PROMPT: Your task is to copy each line that has the word "检验规则和方法".

Dataset records
— BEGIN —
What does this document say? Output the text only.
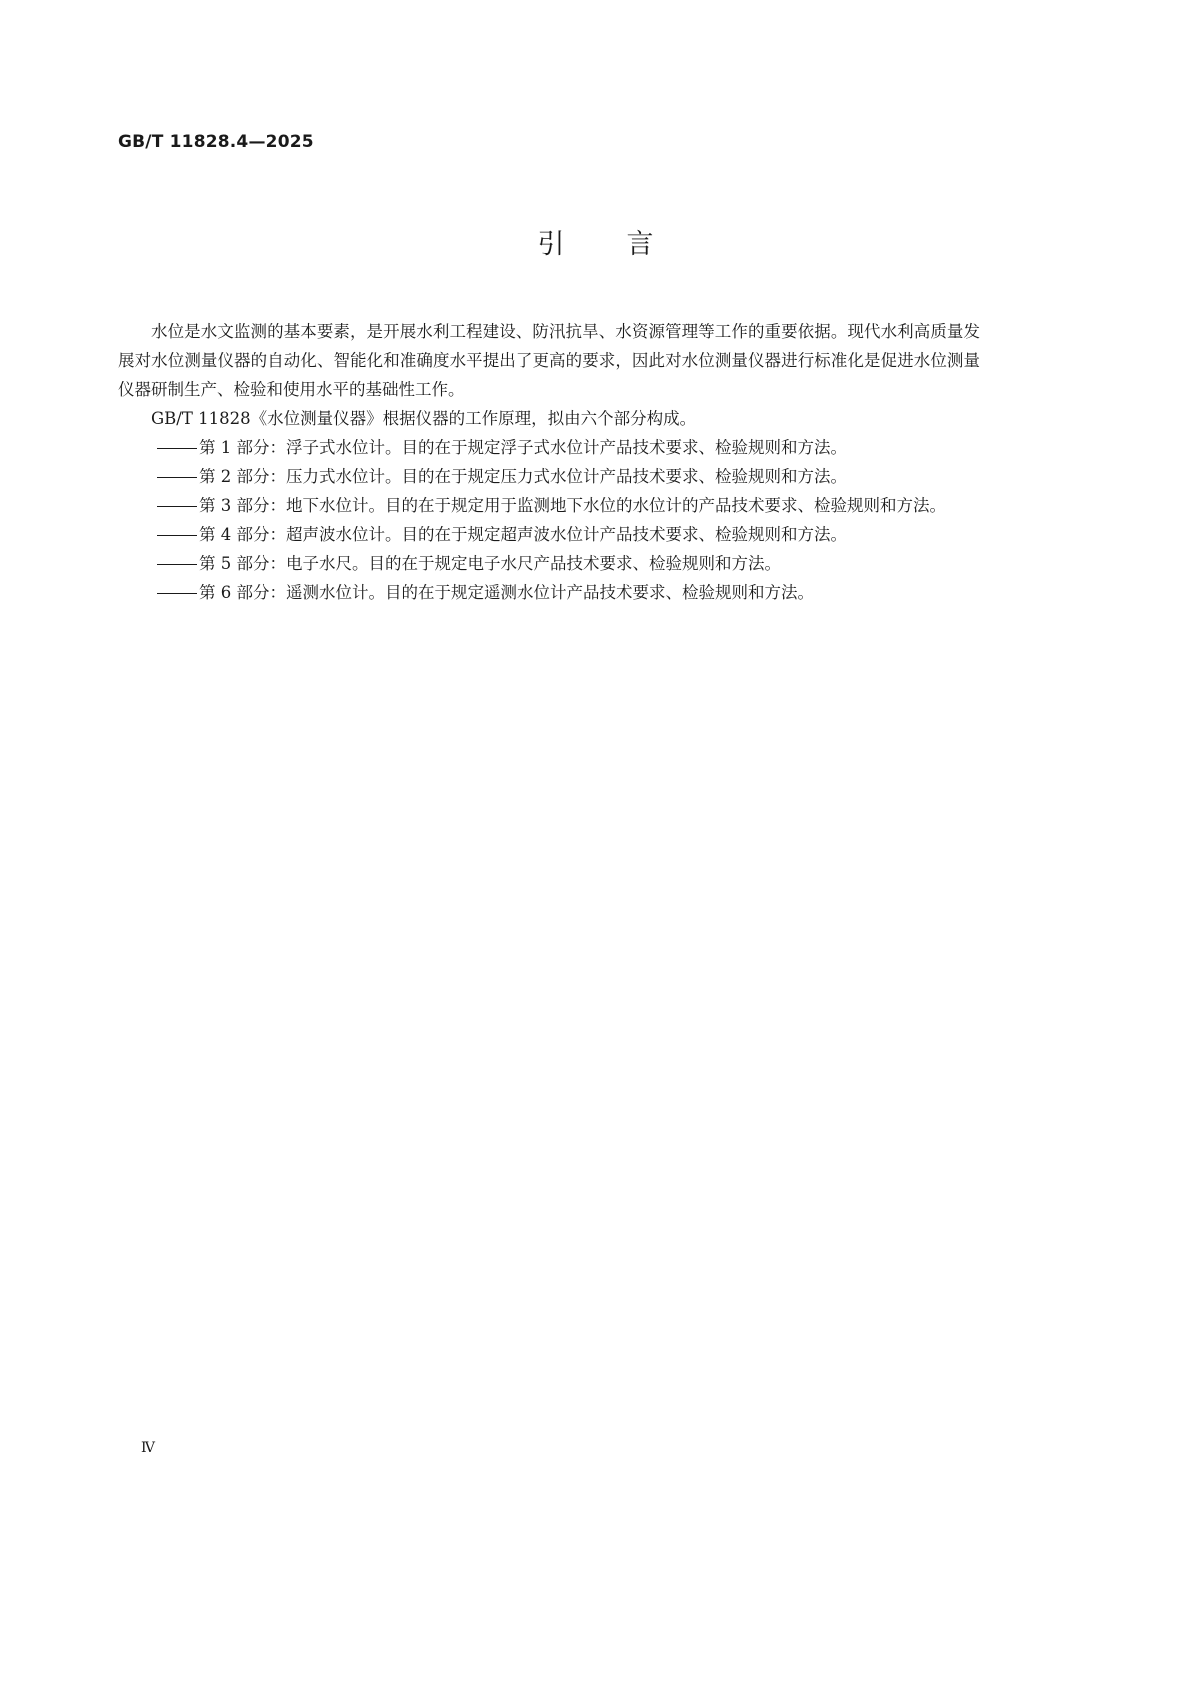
GB/T 11828.4—2025
引言

水位是水文监测的基本要素，是开展水利工程建设、防汛抗旱、水资源管理等工作的重要依据。现代水利高质量发展对水位测量仪器的自动化、智能化和准确度水平提出了更高的要求，因此对水位测量仪器进行标准化是促进水位测量仪器研制生产、检验和使用水平的基础性工作。

GB/T 11828《水位测量仪器》根据仪器的工作原理，拟由六个部分构成。

第 1 部分：浮子式水位计。目的在于规定浮子式水位计产品技术要求、检验规则和方法。
第 2 部分：压力式水位计。目的在于规定压力式水位计产品技术要求、检验规则和方法。
第 3 部分：地下水位计。目的在于规定用于监测地下水位的水位计的产品技术要求、检验规则和方法。
第 4 部分：超声波水位计。目的在于规定超声波水位计产品技术要求、检验规则和方法。
第 5 部分：电子水尺。目的在于规定电子水尺产品技术要求、检验规则和方法。
第 6 部分：遥测水位计。目的在于规定遥测水位计产品技术要求、检验规则和方法。
Ⅳ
— END —
RESULT:
第 1 部分：浮子式水位计。目的在于规定浮子式水位计产品技术要求、检验规则和方法。
第 2 部分：压力式水位计。目的在于规定压力式水位计产品技术要求、检验规则和方法。
第 3 部分：地下水位计。目的在于规定用于监测地下水位的水位计的产品技术要求、检验规则和方法。
第 4 部分：超声波水位计。目的在于规定超声波水位计产品技术要求、检验规则和方法。
第 5 部分：电子水尺。目的在于规定电子水尺产品技术要求、检验规则和方法。
第 6 部分：遥测水位计。目的在于规定遥测水位计产品技术要求、检验规则和方法。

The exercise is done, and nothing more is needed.